**What is being asked**
Return the records exactly, from the start of the records through the line containing "379, 338, 393]".

**Extracted data entries**

+-------+

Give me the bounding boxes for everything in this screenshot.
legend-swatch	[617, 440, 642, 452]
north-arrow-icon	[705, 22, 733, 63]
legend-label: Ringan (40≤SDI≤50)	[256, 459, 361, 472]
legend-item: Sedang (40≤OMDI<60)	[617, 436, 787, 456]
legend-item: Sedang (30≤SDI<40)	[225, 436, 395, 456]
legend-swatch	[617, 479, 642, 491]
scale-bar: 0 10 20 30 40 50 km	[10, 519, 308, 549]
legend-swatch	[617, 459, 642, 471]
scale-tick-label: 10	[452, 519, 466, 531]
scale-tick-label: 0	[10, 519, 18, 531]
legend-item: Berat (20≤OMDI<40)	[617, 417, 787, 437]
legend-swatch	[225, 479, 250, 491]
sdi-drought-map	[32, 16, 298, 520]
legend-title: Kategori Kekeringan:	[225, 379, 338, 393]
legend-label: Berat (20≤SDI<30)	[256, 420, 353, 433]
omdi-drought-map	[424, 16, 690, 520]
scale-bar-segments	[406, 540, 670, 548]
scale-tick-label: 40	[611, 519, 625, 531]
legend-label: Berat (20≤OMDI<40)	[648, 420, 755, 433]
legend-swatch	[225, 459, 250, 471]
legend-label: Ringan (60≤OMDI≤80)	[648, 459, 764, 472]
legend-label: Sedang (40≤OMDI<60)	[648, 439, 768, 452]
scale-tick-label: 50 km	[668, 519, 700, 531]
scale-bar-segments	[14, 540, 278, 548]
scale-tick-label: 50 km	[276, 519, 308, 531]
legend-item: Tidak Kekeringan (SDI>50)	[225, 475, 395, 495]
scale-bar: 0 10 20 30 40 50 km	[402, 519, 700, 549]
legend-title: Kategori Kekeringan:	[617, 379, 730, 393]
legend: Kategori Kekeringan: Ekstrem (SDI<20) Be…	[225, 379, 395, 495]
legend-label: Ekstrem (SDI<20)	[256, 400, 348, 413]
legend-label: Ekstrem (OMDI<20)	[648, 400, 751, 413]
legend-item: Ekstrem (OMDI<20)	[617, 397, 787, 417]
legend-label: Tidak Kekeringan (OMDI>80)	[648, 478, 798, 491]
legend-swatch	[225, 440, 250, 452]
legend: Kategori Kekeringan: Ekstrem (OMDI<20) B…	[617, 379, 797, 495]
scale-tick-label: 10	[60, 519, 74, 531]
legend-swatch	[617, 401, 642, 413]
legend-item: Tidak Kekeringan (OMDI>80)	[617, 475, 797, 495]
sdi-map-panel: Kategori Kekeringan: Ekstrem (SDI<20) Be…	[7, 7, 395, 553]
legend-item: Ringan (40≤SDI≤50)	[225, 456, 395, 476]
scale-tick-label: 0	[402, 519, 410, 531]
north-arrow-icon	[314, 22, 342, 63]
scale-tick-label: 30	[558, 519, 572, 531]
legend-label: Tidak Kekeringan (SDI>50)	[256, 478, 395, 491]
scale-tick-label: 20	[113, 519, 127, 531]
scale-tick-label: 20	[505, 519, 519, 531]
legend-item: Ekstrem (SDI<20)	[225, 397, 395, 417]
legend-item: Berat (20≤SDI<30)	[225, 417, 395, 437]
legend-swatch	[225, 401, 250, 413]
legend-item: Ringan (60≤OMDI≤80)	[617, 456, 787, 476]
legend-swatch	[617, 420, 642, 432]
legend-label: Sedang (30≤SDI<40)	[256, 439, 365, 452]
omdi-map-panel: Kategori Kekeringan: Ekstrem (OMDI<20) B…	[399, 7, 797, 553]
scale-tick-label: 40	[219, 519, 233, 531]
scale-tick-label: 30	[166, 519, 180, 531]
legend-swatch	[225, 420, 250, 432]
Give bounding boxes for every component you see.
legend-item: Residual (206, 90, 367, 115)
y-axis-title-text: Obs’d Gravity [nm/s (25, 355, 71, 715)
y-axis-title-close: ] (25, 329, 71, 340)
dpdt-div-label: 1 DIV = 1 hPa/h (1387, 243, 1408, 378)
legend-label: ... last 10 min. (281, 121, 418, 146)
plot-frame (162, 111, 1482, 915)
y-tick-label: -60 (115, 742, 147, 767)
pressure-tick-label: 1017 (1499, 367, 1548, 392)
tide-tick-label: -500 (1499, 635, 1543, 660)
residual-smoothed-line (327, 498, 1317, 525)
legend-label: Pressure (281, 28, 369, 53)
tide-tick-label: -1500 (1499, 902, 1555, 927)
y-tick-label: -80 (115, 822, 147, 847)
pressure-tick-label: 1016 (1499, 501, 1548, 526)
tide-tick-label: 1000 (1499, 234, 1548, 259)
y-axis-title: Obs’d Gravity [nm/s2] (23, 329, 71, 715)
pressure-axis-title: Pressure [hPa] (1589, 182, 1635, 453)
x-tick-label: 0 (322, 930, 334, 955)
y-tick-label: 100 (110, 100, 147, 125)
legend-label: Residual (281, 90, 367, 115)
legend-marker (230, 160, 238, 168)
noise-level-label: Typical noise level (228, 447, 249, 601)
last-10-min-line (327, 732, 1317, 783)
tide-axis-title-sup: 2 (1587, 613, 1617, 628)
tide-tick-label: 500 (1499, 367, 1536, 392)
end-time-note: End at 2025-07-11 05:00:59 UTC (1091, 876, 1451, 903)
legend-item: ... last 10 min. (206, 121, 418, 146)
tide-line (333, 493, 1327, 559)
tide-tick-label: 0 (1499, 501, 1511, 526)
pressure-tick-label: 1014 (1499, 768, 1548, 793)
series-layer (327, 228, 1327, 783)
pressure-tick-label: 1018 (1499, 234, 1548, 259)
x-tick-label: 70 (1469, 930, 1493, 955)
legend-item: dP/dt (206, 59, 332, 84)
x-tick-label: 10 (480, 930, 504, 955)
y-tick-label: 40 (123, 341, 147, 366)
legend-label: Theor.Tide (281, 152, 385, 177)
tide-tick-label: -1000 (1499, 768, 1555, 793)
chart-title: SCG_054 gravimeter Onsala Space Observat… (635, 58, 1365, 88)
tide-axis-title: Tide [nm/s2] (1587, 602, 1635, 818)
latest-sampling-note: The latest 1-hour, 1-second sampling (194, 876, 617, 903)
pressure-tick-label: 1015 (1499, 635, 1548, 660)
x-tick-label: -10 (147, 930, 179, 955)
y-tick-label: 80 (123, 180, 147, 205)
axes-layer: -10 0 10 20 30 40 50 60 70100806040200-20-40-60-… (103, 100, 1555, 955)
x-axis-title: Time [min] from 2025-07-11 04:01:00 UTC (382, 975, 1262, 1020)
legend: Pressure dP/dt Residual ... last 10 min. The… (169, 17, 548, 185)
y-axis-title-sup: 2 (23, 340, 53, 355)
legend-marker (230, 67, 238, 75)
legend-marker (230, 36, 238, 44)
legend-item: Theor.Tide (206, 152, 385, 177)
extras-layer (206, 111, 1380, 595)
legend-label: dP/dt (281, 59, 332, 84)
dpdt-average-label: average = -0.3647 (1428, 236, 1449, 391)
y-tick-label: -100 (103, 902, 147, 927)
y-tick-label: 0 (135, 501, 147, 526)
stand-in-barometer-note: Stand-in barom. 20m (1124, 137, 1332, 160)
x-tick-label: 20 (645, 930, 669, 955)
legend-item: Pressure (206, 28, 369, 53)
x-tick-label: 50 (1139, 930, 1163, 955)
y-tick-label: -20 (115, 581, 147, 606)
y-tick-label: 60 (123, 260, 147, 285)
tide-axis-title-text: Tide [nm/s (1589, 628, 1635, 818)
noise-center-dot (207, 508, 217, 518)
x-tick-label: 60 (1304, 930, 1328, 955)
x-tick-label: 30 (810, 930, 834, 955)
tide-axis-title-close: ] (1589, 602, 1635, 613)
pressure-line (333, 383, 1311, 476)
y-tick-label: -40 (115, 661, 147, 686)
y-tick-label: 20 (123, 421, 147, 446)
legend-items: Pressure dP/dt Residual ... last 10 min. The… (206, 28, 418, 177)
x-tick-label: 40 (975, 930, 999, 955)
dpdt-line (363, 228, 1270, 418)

+-------+

**Task result**
Give me the bounding boxes for everything in this screenshot.
legend-swatch	[617, 440, 642, 452]
north-arrow-icon	[705, 22, 733, 63]
legend-label: Ringan (40≤SDI≤50)	[256, 459, 361, 472]
legend-item: Sedang (40≤OMDI<60)	[617, 436, 787, 456]
legend-item: Sedang (30≤SDI<40)	[225, 436, 395, 456]
legend-swatch	[617, 479, 642, 491]
scale-bar: 0 10 20 30 40 50 km	[10, 519, 308, 549]
legend-swatch	[617, 459, 642, 471]
scale-tick-label: 10	[452, 519, 466, 531]
scale-tick-label: 0	[10, 519, 18, 531]
legend-item: Berat (20≤OMDI<40)	[617, 417, 787, 437]
legend-swatch	[225, 479, 250, 491]
sdi-drought-map	[32, 16, 298, 520]
legend-title: Kategori Kekeringan:	[225, 379, 338, 393]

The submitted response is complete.